(Extracted data entries)

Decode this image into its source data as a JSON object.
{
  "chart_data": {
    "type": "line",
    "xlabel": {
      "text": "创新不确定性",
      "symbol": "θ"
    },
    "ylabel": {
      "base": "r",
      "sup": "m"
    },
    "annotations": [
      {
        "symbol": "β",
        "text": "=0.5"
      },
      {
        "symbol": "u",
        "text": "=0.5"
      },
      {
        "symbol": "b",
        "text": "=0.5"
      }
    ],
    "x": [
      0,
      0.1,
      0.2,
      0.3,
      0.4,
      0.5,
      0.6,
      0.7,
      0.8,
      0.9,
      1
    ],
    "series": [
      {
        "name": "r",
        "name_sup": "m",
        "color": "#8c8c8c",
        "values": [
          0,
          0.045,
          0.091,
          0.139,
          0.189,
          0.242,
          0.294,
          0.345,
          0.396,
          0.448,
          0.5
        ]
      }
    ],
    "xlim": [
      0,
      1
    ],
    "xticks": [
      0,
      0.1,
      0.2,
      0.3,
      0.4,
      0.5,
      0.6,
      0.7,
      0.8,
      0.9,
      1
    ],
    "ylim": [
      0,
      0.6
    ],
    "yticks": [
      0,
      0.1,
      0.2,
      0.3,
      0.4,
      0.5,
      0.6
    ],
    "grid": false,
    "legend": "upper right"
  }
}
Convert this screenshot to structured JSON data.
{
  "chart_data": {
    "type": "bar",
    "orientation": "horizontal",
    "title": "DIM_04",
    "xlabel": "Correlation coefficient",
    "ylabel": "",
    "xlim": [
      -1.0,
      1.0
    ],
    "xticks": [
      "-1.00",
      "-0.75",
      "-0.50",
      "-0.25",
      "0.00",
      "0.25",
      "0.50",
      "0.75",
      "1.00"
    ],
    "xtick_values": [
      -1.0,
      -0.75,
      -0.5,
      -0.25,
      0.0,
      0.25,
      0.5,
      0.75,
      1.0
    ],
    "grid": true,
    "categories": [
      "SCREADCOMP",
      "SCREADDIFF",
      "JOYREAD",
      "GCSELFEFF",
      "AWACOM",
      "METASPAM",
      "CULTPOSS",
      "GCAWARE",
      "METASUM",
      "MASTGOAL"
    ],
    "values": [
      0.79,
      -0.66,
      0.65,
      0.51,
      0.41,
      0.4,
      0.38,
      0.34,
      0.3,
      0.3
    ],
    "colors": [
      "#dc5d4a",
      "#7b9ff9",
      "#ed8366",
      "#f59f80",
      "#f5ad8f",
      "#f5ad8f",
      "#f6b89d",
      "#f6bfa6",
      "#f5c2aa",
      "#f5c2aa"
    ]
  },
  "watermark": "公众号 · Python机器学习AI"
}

# Exercise brief
Each line that has the word "this" should be copied.

# Solution
Decode this image into its source data as a JSON object.
Convert this screenshot to structured JSON data.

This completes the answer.